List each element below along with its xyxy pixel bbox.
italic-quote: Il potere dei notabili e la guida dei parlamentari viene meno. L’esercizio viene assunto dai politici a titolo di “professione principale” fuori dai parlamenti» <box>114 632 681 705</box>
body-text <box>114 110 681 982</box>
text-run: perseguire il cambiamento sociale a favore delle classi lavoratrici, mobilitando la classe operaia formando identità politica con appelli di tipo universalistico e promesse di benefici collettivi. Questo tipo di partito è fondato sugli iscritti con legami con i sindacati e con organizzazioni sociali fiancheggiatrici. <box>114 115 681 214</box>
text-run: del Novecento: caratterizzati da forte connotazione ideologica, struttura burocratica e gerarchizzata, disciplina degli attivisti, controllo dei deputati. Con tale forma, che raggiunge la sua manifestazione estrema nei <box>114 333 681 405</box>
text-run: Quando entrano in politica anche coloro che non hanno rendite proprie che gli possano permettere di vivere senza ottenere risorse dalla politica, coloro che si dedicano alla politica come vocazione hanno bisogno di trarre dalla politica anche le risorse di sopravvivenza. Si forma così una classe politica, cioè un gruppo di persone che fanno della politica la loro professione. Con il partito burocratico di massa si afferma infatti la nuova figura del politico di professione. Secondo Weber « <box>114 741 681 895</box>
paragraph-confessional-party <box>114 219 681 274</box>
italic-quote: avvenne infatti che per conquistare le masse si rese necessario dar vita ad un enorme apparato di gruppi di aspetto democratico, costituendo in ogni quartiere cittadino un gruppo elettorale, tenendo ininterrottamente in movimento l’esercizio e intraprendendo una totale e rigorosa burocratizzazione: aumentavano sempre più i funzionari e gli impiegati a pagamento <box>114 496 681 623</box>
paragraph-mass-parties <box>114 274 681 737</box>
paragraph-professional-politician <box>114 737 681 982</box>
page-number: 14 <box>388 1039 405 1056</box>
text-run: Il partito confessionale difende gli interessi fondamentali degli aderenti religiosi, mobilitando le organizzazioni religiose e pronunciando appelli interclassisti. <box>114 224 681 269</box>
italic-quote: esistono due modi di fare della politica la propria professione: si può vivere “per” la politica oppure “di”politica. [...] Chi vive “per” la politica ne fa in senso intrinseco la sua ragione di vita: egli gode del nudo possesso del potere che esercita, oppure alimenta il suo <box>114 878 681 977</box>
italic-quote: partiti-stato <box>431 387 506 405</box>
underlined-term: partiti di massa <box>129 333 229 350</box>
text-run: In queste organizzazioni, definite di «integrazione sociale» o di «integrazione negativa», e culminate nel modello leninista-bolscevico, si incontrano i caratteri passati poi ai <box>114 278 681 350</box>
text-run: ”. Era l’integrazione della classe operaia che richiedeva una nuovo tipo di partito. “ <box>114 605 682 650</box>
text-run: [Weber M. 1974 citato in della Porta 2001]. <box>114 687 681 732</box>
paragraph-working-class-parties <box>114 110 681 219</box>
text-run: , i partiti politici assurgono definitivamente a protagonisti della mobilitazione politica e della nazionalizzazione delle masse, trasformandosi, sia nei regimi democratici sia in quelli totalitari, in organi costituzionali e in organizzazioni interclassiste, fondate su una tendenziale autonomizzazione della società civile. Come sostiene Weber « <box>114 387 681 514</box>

**Goal:**
Reproduce every line of the data above verbatim, without altering any character.

**Answer below:**
List each element below along with its xyxy pixel bbox.
italic-quote: Il potere dei notabili e la guida dei parlamentari viene meno. L’esercizio viene assunto dai politici a titolo di “professione principale” fuori dai parlamenti» <box>114 632 681 705</box>
body-text <box>114 110 681 982</box>
text-run: perseguire il cambiamento sociale a favore delle classi lavoratrici, mobilitando la classe operaia formando identità politica con appelli di tipo universalistico e promesse di benefici collettivi. Questo tipo di partito è fondato sugli iscritti con legami con i sindacati e con organizzazioni sociali fiancheggiatrici. <box>114 115 681 214</box>
text-run: del Novecento: caratterizzati da forte connotazione ideologica, struttura burocratica e gerarchizzata, disciplina degli attivisti, controllo dei deputati. Con tale forma, che raggiunge la sua manifestazione estrema nei <box>114 333 681 405</box>
text-run: Quando entrano in politica anche coloro che non hanno rendite proprie che gli possano permettere di vivere senza ottenere risorse dalla politica, coloro che si dedicano alla politica come vocazione hanno bisogno di trarre dalla politica anche le risorse di sopravvivenza. Si forma così una classe politica, cioè un gruppo di persone che fanno della politica la loro professione. Con il partito burocratico di massa si afferma infatti la nuova figura del politico di professione. Secondo Weber « <box>114 741 681 895</box>
paragraph-confessional-party <box>114 219 681 274</box>
italic-quote: avvenne infatti che per conquistare le masse si rese necessario dar vita ad un enorme apparato di gruppi di aspetto democratico, costituendo in ogni quartiere cittadino un gruppo elettorale, tenendo ininterrottamente in movimento l’esercizio e intraprendendo una totale e rigorosa burocratizzazione: aumentavano sempre più i funzionari e gli impiegati a pagamento <box>114 496 681 623</box>
paragraph-mass-parties <box>114 274 681 737</box>
paragraph-professional-politician <box>114 737 681 982</box>
page-number: 14 <box>388 1039 405 1056</box>
text-run: Il partito confessionale difende gli interessi fondamentali degli aderenti religiosi, mobilitando le organizzazioni religiose e pronunciando appelli interclassisti. <box>114 224 681 269</box>
italic-quote: esistono due modi di fare della politica la propria professione: si può vivere “per” la politica oppure “di”politica. [...] Chi vive “per” la politica ne fa in senso intrinseco la sua ragione di vita: egli gode del nudo possesso del potere che esercita, oppure alimenta il suo <box>114 878 681 977</box>
italic-quote: partiti-stato <box>431 387 506 405</box>
underlined-term: partiti di massa <box>129 333 229 350</box>
text-run: In queste organizzazioni, definite di «integrazione sociale» o di «integrazione negativa», e culminate nel modello leninista-bolscevico, si incontrano i caratteri passati poi ai <box>114 278 681 350</box>
text-run: ”. Era l’integrazione della classe operaia che richiedeva una nuovo tipo di partito. “ <box>114 605 682 650</box>
text-run: [Weber M. 1974 citato in della Porta 2001]. <box>114 687 681 732</box>
paragraph-working-class-parties <box>114 110 681 219</box>
text-run: , i partiti politici assurgono definitivamente a protagonisti della mobilitazione politica e della nazionalizzazione delle masse, trasformandosi, sia nei regimi democratici sia in quelli totalitari, in organi costituzionali e in organizzazioni interclassiste, fondate su una tendenziale autonomizzazione della società civile. Come sostiene Weber « <box>114 387 681 514</box>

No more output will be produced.